/---
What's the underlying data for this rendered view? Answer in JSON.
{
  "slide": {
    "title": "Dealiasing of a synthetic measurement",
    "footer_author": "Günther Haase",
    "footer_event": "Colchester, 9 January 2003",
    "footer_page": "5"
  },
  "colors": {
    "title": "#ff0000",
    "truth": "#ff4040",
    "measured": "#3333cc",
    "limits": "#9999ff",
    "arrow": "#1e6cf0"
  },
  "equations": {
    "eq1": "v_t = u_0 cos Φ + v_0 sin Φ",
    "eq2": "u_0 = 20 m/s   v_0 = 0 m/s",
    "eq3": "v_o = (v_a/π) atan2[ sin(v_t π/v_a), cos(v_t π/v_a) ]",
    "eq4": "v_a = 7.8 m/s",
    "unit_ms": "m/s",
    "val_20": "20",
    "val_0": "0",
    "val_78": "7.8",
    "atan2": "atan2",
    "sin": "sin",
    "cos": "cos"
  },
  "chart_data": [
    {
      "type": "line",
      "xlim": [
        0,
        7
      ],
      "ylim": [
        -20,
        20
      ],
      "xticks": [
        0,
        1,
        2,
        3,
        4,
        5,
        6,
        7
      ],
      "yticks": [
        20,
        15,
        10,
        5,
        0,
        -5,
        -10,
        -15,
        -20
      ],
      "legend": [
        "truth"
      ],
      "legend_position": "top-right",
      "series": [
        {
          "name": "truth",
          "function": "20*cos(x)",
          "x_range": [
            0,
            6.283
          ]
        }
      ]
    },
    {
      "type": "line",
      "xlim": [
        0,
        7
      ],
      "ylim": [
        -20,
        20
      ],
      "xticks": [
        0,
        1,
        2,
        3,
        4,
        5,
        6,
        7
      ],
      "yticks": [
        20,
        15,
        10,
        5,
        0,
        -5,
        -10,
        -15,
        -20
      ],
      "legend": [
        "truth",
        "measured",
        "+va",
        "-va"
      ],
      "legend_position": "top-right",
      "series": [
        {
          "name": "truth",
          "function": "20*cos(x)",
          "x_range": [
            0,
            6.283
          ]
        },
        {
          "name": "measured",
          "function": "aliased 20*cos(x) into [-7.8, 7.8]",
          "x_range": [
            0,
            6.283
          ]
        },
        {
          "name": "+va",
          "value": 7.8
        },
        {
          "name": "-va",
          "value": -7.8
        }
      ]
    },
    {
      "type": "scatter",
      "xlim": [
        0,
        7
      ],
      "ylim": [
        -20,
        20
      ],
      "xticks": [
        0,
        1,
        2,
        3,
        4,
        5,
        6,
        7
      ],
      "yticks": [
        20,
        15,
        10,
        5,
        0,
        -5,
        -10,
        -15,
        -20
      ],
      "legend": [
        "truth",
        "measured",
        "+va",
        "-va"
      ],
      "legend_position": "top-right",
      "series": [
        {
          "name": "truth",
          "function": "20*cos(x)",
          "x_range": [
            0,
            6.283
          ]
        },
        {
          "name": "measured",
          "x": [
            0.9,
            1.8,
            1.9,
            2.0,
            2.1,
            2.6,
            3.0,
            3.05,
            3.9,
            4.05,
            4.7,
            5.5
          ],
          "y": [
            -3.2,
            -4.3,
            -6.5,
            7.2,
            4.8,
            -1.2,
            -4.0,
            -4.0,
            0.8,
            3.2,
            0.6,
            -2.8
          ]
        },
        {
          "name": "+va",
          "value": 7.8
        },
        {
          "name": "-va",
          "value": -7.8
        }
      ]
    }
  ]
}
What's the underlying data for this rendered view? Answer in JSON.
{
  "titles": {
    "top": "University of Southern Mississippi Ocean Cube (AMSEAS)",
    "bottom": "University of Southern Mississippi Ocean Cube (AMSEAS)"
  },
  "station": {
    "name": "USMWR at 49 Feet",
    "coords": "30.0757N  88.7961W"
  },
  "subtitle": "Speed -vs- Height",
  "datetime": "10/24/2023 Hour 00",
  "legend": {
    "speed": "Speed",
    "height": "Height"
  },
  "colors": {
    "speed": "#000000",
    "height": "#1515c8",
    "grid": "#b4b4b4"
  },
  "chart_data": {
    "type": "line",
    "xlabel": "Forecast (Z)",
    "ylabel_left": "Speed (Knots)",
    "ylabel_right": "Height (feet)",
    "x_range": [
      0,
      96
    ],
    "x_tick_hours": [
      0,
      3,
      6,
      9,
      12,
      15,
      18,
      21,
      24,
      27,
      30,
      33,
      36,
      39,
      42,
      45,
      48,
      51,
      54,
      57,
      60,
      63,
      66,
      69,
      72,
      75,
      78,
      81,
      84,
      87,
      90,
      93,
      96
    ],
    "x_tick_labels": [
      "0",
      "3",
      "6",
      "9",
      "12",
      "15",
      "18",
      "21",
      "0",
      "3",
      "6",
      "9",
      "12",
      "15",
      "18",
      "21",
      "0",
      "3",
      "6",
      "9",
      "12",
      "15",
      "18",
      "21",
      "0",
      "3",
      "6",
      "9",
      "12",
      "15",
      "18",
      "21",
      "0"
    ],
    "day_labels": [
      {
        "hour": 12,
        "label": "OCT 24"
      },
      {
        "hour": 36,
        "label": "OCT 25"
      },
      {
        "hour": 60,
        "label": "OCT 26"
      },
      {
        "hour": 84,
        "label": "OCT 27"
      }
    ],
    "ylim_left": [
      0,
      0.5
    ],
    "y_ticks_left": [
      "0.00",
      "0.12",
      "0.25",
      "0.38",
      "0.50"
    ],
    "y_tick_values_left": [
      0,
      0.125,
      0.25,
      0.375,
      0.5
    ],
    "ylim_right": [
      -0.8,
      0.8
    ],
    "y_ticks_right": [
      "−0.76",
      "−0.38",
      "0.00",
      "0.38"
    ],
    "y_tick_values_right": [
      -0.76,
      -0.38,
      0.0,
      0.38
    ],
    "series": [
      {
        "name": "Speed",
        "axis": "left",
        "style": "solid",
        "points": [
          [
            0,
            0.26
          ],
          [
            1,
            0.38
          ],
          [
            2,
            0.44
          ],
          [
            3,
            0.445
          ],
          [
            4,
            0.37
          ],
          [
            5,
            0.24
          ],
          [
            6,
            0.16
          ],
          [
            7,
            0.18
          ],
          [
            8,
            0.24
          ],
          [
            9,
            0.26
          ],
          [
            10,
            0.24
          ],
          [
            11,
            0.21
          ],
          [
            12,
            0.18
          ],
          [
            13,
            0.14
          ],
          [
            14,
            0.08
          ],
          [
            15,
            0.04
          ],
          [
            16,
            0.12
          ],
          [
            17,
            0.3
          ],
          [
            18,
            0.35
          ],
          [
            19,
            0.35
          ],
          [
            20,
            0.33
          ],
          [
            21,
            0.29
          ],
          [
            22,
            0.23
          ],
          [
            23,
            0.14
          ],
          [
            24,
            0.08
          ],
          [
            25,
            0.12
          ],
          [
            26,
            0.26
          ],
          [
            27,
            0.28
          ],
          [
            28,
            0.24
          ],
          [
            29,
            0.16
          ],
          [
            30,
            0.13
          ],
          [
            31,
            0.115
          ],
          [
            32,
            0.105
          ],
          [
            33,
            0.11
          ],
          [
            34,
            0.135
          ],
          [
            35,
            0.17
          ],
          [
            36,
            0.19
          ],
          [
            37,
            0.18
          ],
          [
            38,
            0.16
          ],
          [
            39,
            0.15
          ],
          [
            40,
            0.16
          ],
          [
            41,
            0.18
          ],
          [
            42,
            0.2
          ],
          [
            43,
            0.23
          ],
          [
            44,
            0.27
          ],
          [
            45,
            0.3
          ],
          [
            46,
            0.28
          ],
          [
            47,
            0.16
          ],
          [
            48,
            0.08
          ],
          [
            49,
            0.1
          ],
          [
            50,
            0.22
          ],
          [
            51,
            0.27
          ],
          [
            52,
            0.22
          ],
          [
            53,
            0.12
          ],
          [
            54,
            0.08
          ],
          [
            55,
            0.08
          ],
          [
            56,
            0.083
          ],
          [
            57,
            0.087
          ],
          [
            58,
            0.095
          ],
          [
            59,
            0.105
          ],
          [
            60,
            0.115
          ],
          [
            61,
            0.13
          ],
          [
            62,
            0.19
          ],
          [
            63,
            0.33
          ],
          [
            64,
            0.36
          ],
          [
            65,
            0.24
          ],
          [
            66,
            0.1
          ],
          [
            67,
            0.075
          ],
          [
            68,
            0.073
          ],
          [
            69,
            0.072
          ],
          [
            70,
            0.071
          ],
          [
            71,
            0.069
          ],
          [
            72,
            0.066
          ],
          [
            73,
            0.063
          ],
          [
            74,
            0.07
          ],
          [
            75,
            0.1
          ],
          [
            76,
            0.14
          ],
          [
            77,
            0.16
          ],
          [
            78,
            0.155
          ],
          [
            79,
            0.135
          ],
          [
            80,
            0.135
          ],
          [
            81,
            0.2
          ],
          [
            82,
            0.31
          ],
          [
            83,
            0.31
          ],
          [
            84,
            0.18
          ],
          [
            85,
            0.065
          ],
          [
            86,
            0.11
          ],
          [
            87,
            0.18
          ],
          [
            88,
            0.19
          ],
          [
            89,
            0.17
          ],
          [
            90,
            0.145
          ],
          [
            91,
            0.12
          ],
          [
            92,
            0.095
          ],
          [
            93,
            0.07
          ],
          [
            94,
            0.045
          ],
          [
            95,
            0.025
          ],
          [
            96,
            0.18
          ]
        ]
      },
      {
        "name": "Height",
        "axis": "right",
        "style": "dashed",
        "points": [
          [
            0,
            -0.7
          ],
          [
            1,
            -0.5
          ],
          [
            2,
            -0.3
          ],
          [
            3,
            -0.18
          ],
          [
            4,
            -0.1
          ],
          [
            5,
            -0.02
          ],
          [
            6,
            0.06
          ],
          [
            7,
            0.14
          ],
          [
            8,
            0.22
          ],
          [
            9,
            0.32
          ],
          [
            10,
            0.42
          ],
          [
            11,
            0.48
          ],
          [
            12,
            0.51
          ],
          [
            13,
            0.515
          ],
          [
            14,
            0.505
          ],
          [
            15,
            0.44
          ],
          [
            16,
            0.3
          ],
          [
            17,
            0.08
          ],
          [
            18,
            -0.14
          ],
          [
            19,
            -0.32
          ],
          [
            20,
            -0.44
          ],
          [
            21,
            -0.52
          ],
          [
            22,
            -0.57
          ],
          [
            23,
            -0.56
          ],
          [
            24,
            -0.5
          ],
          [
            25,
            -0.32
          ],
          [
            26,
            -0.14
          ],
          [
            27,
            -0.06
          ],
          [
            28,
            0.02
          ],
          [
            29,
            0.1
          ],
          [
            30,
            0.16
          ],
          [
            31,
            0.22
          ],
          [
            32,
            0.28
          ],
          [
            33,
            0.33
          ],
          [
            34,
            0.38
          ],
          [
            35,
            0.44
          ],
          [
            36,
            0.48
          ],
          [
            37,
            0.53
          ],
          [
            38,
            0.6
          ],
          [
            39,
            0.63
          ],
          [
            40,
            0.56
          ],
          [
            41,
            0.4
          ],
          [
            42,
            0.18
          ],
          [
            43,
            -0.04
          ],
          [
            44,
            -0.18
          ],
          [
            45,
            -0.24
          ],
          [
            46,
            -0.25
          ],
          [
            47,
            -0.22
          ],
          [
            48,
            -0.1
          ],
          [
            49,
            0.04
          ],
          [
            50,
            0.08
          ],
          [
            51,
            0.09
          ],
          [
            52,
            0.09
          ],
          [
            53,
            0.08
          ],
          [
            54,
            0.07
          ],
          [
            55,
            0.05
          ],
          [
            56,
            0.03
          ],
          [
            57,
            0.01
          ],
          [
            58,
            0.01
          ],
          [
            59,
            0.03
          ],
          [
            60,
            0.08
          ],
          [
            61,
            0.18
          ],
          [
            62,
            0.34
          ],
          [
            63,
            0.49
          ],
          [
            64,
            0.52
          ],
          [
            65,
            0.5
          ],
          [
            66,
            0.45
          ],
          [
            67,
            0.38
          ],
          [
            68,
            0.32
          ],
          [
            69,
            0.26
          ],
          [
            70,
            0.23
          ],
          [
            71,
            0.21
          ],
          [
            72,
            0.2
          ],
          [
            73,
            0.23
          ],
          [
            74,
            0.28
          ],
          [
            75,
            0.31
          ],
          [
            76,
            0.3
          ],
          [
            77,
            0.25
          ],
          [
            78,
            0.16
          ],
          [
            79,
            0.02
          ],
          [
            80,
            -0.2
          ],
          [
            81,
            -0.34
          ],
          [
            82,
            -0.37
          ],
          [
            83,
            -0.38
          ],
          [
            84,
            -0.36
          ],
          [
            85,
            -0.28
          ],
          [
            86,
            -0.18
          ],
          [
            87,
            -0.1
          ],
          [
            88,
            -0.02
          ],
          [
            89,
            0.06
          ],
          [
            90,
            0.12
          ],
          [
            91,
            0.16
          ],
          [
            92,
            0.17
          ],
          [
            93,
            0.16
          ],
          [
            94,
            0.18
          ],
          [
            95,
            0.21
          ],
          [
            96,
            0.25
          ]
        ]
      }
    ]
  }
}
\---
### PROBLEM TO SOLVE
Collect the lines of the data that carry the word "Mississippi".

### EXERCISE ANSWER
    "top": "University of Southern Mississippi Ocean Cube (AMSEAS)",
    "bottom": "University of Southern Mississippi Ocean Cube (AMSEAS)"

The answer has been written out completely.